_Requirement:_
Work out the number of lines containing "берут". Give that number alone.

(Stored dataset items)
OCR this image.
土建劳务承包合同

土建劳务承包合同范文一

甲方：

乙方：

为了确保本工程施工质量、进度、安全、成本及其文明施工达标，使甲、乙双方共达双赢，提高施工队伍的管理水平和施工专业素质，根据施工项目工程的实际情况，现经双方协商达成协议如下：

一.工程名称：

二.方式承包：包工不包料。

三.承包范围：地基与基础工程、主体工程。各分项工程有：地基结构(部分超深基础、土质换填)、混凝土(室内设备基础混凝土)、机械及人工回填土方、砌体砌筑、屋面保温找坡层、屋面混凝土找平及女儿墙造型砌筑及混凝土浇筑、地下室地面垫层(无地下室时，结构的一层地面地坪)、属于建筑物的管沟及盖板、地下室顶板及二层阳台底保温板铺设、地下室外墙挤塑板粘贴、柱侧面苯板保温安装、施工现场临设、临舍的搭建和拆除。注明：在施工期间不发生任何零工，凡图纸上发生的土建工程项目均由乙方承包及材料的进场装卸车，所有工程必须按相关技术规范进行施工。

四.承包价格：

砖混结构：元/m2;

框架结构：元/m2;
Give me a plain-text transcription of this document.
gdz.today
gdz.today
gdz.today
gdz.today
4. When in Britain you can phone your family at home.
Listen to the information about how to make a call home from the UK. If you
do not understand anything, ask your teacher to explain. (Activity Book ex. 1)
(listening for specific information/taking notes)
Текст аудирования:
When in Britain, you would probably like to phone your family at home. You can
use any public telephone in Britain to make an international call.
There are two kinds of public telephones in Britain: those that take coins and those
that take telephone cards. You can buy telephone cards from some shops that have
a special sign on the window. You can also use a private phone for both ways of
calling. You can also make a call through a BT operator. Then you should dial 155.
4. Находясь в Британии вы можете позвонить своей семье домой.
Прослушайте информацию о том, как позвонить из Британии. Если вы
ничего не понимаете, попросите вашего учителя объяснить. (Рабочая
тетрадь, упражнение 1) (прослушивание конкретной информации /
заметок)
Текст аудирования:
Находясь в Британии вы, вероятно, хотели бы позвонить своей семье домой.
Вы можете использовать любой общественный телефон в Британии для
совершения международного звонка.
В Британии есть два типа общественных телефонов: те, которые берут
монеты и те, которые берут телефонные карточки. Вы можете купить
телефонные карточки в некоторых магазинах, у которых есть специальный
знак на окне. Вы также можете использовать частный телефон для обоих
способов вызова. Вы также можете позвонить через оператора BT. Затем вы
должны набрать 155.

_Output for this task:_
2